## GIVEN PROBLEM
Write out all the data again, exactly as it stands.

━━ GIVEN DATA ━━

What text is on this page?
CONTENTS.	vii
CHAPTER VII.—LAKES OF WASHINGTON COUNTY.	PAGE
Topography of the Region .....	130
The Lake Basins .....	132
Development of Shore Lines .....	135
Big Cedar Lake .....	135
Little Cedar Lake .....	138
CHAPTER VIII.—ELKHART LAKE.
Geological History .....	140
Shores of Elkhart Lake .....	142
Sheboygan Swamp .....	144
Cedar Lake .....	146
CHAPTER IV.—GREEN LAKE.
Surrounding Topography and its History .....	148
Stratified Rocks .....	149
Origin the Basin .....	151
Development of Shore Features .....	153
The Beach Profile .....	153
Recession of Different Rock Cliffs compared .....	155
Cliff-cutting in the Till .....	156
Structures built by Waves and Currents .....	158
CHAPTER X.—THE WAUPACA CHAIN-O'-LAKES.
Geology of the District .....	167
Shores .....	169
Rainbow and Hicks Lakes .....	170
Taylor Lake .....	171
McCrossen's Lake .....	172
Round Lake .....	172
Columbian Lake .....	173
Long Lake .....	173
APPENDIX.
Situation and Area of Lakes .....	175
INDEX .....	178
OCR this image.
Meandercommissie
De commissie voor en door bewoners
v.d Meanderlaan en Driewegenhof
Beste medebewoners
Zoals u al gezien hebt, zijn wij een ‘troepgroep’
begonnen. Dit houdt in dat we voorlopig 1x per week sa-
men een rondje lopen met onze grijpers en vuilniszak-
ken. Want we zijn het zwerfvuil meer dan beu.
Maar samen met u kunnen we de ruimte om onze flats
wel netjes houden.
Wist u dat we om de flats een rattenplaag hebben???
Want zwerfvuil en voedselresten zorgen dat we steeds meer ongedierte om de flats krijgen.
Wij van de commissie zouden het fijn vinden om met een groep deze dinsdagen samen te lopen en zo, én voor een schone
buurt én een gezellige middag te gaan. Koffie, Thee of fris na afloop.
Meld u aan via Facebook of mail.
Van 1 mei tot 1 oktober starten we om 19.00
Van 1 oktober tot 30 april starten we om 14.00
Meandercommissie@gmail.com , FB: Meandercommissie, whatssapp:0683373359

━━━

## ANSWER IN FULL
What text is on this page?
CONTENTS.	vii
CHAPTER VII.—LAKES OF WASHINGTON COUNTY.	PAGE
Topography of the Region .....	130
The Lake Basins .....	132
Development of Shore Lines .....	135
Big Cedar Lake .....	135
Little Cedar Lake .....	138
CHAPTER VIII.—ELKHART LAKE.
Geological History .....	140
Shores of Elkhart Lake .....	142
Sheboygan Swamp .....	144
Cedar Lake .....	146
CHAPTER IV.—GREEN LAKE.
Surrounding Topography and its History .....	148
Stratified Rocks .....	149
Origin the Basin .....	151
Development of Shore Features .....	153
The Beach Profile .....	153
Recession of Different Rock Cliffs compared .....	155
Cliff-cutting in the Till .....	156
Structures built by Waves and Currents .....	158
CHAPTER X.—THE WAUPACA CHAIN-O'-LAKES.
Geology of the District .....	167
Shores .....	169
Rainbow and Hicks Lakes .....	170
Taylor Lake .....	171
McCrossen's Lake .....	172
Round Lake .....	172
Columbian Lake .....	173
Long Lake .....	173
APPENDIX.
Situation and Area of Lakes .....	175
INDEX .....	178
OCR this image.
Meandercommissie
De commissie voor en door bewoners
v.d Meanderlaan en Driewegenhof
Beste medebewoners
Zoals u al gezien hebt, zijn wij een ‘troepgroep’
begonnen. Dit houdt in dat we voorlopig 1x per week sa-
men een rondje lopen met onze grijpers en vuilniszak-
ken. Want we zijn het zwerfvuil meer dan beu.
Maar samen met u kunnen we de ruimte om onze flats
wel netjes houden.
Wist u dat we om de flats een rattenplaag hebben???
Want zwerfvuil en voedselresten zorgen dat we steeds meer ongedierte om de flats krijgen.
Wij van de commissie zouden het fijn vinden om met een groep deze dinsdagen samen te lopen en zo, én voor een schone
buurt én een gezellige middag te gaan. Koffie, Thee of fris na afloop.
Meld u aan via Facebook of mail.
Van 1 mei tot 1 oktober starten we om 19.00
Van 1 oktober tot 30 april starten we om 14.00
Meandercommissie@gmail.com , FB: Meandercommissie, whatssapp:0683373359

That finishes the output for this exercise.